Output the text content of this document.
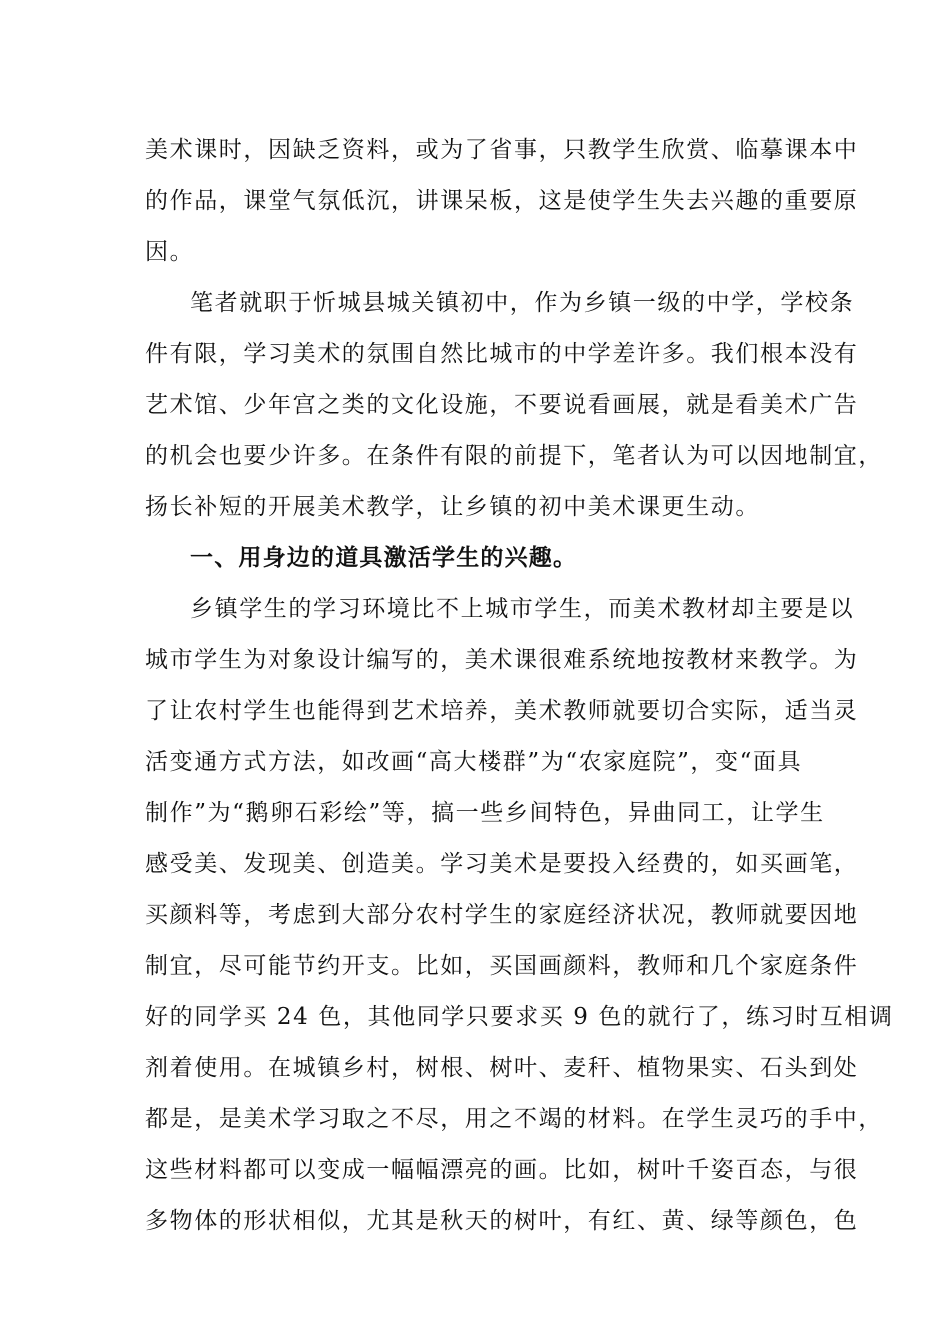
美术课时，因缺乏资料，或为了省事，只教学生欣赏、临摹课本中
的作品，课堂气氛低沉，讲课呆板，这是使学生失去兴趣的重要原
因。
笔者就职于忻城县城关镇初中，作为乡镇一级的中学，学校条
件有限，学习美术的氛围自然比城市的中学差许多。我们根本没有
艺术馆、少年宫之类的文化设施，不要说看画展，就是看美术广告
的机会也要少许多。在条件有限的前提下，笔者认为可以因地制宜，
扬长补短的开展美术教学，让乡镇的初中美术课更生动。
一、用身边的道具激活学生的兴趣。
乡镇学生的学习环境比不上城市学生，而美术教材却主要是以
城市学生为对象设计编写的，美术课很难系统地按教材来教学。为
了让农村学生也能得到艺术培养，美术教师就要切合实际，适当灵
活变通方式方法，如改画“高大楼群”为“农家庭院”，变“面具
制作”为“鹅卵石彩绘”等，搞一些乡间特色，异曲同工，让学生
感受美、发现美、创造美。学习美术是要投入经费的，如买画笔，
买颜料等，考虑到大部分农村学生的家庭经济状况，教师就要因地
制宜，尽可能节约开支。比如，买国画颜料，教师和几个家庭条件
好的同学买 24 色，其他同学只要求买 9 色的就行了，练习时互相调
剂着使用。在城镇乡村，树根、树叶、麦秆、植物果实、石头到处
都是，是美术学习取之不尽，用之不竭的材料。在学生灵巧的手中，
这些材料都可以变成一幅幅漂亮的画。比如，树叶千姿百态，与很
多物体的形状相似，尤其是秋天的树叶，有红、黄、绿等颜色，色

::::

▶ _Instructions to follow_
Each record above is to be restated exactly, with its pictures removed from the copy.

▶ _Reply to the task_
Output the text content of this document.
美术课时，因缺乏资料，或为了省事，只教学生欣赏、临摹课本中
的作品，课堂气氛低沉，讲课呆板，这是使学生失去兴趣的重要原
因。
笔者就职于忻城县城关镇初中，作为乡镇一级的中学，学校条
件有限，学习美术的氛围自然比城市的中学差许多。我们根本没有
艺术馆、少年宫之类的文化设施，不要说看画展，就是看美术广告
的机会也要少许多。在条件有限的前提下，笔者认为可以因地制宜，
扬长补短的开展美术教学，让乡镇的初中美术课更生动。
一、用身边的道具激活学生的兴趣。
乡镇学生的学习环境比不上城市学生，而美术教材却主要是以
城市学生为对象设计编写的，美术课很难系统地按教材来教学。为
了让农村学生也能得到艺术培养，美术教师就要切合实际，适当灵
活变通方式方法，如改画“高大楼群”为“农家庭院”，变“面具
制作”为“鹅卵石彩绘”等，搞一些乡间特色，异曲同工，让学生
感受美、发现美、创造美。学习美术是要投入经费的，如买画笔，
买颜料等，考虑到大部分农村学生的家庭经济状况，教师就要因地
制宜，尽可能节约开支。比如，买国画颜料，教师和几个家庭条件
好的同学买 24 色，其他同学只要求买 9 色的就行了，练习时互相调
剂着使用。在城镇乡村，树根、树叶、麦秆、植物果实、石头到处
都是，是美术学习取之不尽，用之不竭的材料。在学生灵巧的手中，
这些材料都可以变成一幅幅漂亮的画。比如，树叶千姿百态，与很
多物体的形状相似，尤其是秋天的树叶，有红、黄、绿等颜色，色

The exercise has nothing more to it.